- To do: Note each line of the listing that contains the string "name", and copy it.

- Data in this exercise:
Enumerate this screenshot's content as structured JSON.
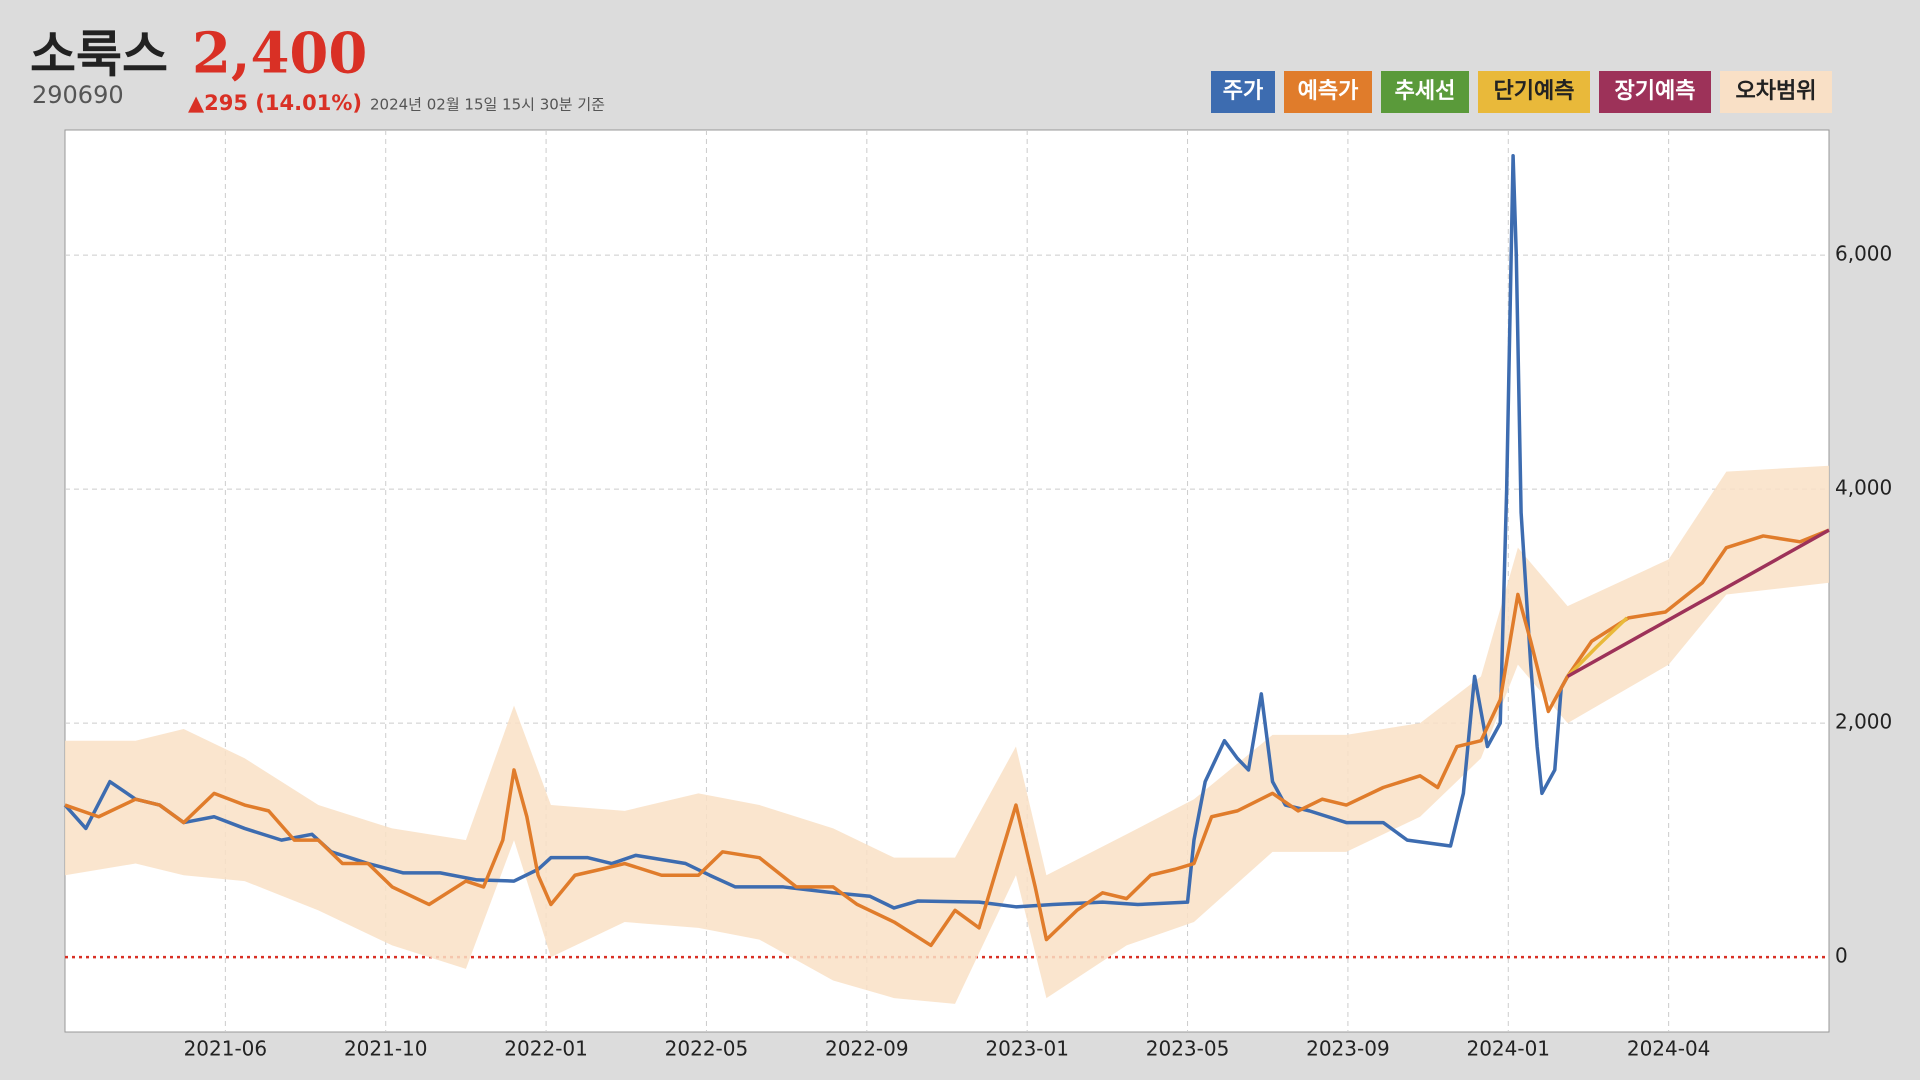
{
  "header": {
    "title": "소룩스",
    "price": "2,400",
    "code": "290690",
    "change": "▲295 (14.01%)",
    "timestamp": "2024년 02월 15일 15시 30분 기준"
  },
  "chart_data": {
    "type": "line",
    "xlim": [
      0,
      1100
    ],
    "xticks": [
      {
        "value": 100,
        "label": "2021-06"
      },
      {
        "value": 200,
        "label": "2021-10"
      },
      {
        "value": 300,
        "label": "2022-01"
      },
      {
        "value": 400,
        "label": "2022-05"
      },
      {
        "value": 500,
        "label": "2022-09"
      },
      {
        "value": 600,
        "label": "2023-01"
      },
      {
        "value": 700,
        "label": "2023-05"
      },
      {
        "value": 800,
        "label": "2023-09"
      },
      {
        "value": 900,
        "label": "2024-01"
      },
      {
        "value": 1000,
        "label": "2024-04"
      }
    ],
    "ylim": [
      -640,
      7070
    ],
    "yticks": [
      0,
      {
        "value": 2000,
        "label": "2,000"
      },
      {
        "value": 4000,
        "label": "4,000"
      },
      {
        "value": 6000,
        "label": "6,000"
      }
    ],
    "grid": true,
    "zero_line_color": "#d93025",
    "legend": "top-right",
    "series": [
      {
        "name": "주가",
        "color": "#3d6cb0",
        "x": [
          0,
          13,
          28,
          44,
          59,
          74,
          93,
          112,
          135,
          154,
          166,
          189,
          211,
          234,
          257,
          280,
          295,
          303,
          326,
          341,
          356,
          387,
          402,
          418,
          448,
          479,
          502,
          517,
          532,
          570,
          593,
          616,
          647,
          669,
          700,
          704,
          711,
          723,
          731,
          738,
          746,
          753,
          761,
          776,
          799,
          822,
          837,
          864,
          872,
          879,
          887,
          895,
          899,
          903,
          905,
          908,
          914,
          918,
          921,
          929,
          933,
          937
        ],
        "values": [
          1300,
          1100,
          1500,
          1350,
          1300,
          1150,
          1200,
          1100,
          1000,
          1050,
          900,
          800,
          720,
          720,
          660,
          650,
          750,
          850,
          850,
          800,
          870,
          800,
          700,
          600,
          600,
          550,
          520,
          420,
          480,
          470,
          430,
          450,
          470,
          450,
          470,
          1000,
          1500,
          1850,
          1700,
          1600,
          2250,
          1500,
          1300,
          1250,
          1150,
          1150,
          1000,
          950,
          1400,
          2400,
          1800,
          2000,
          4000,
          6850,
          6000,
          3800,
          2500,
          1800,
          1400,
          1600,
          2300,
          2400
        ]
      },
      {
        "name": "예측가",
        "color": "#e07c2b",
        "x": [
          0,
          21,
          44,
          59,
          74,
          93,
          112,
          127,
          143,
          158,
          173,
          189,
          204,
          227,
          250,
          261,
          273,
          280,
          288,
          295,
          303,
          318,
          334,
          349,
          372,
          395,
          410,
          433,
          456,
          479,
          494,
          517,
          540,
          555,
          570,
          582,
          593,
          605,
          612,
          631,
          647,
          662,
          677,
          692,
          704,
          715,
          731,
          753,
          769,
          784,
          799,
          822,
          845,
          856,
          868,
          883,
          895,
          906,
          914,
          925,
          937,
          952,
          975,
          998,
          1021,
          1036,
          1059,
          1082,
          1100
        ],
        "values": [
          1300,
          1200,
          1350,
          1300,
          1150,
          1400,
          1300,
          1250,
          1000,
          1000,
          800,
          800,
          600,
          450,
          650,
          600,
          1000,
          1600,
          1200,
          700,
          450,
          700,
          750,
          800,
          700,
          700,
          900,
          850,
          600,
          600,
          450,
          300,
          100,
          400,
          250,
          800,
          1300,
          600,
          150,
          400,
          550,
          500,
          700,
          750,
          800,
          1200,
          1250,
          1400,
          1250,
          1350,
          1300,
          1450,
          1550,
          1450,
          1800,
          1850,
          2200,
          3100,
          2700,
          2100,
          2400,
          2700,
          2900,
          2950,
          3200,
          3500,
          3600,
          3550,
          3650
        ]
      },
      {
        "name": "추세선",
        "color": "#5a9a3a",
        "x": [],
        "values": []
      },
      {
        "name": "단기예측",
        "color": "#e9b93a",
        "x": [
          937,
          955,
          974
        ],
        "values": [
          2400,
          2650,
          2900
        ]
      },
      {
        "name": "장기예측",
        "color": "#9d3259",
        "x": [
          937,
          1100
        ],
        "values": [
          2400,
          3650
        ]
      },
      {
        "name": "오차범위",
        "color": "#f9e0c6",
        "x": [
          0,
          44,
          74,
          112,
          158,
          204,
          250,
          280,
          303,
          349,
          395,
          433,
          479,
          517,
          555,
          593,
          612,
          662,
          704,
          753,
          799,
          845,
          883,
          906,
          937,
          1000,
          1036,
          1100
        ],
        "high": [
          1850,
          1850,
          1950,
          1700,
          1300,
          1100,
          1000,
          2150,
          1300,
          1250,
          1400,
          1300,
          1100,
          850,
          850,
          1800,
          700,
          1050,
          1350,
          1900,
          1900,
          2000,
          2400,
          3500,
          3000,
          3400,
          4150,
          4200
        ],
        "low": [
          700,
          800,
          700,
          650,
          400,
          100,
          -100,
          1000,
          0,
          300,
          250,
          150,
          -200,
          -350,
          -400,
          700,
          -350,
          100,
          300,
          900,
          900,
          1200,
          1700,
          2500,
          2000,
          2500,
          3100,
          3200
        ]
      }
    ]
  }
}
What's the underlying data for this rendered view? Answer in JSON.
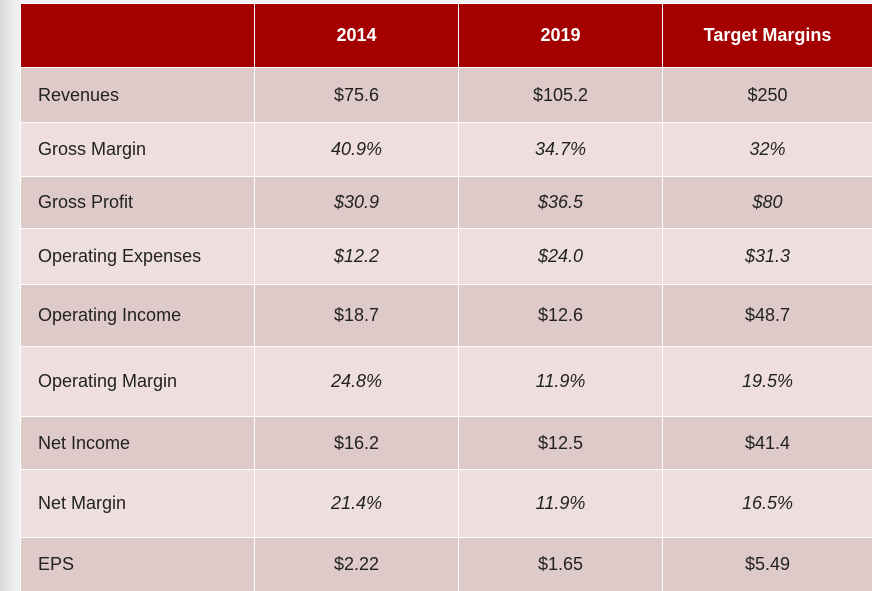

- Solution below:
        "name": "주가",
        "name": "예측가",
        "name": "추세선",
        "name": "단기예측",
        "name": "장기예측",
        "name": "오차범위",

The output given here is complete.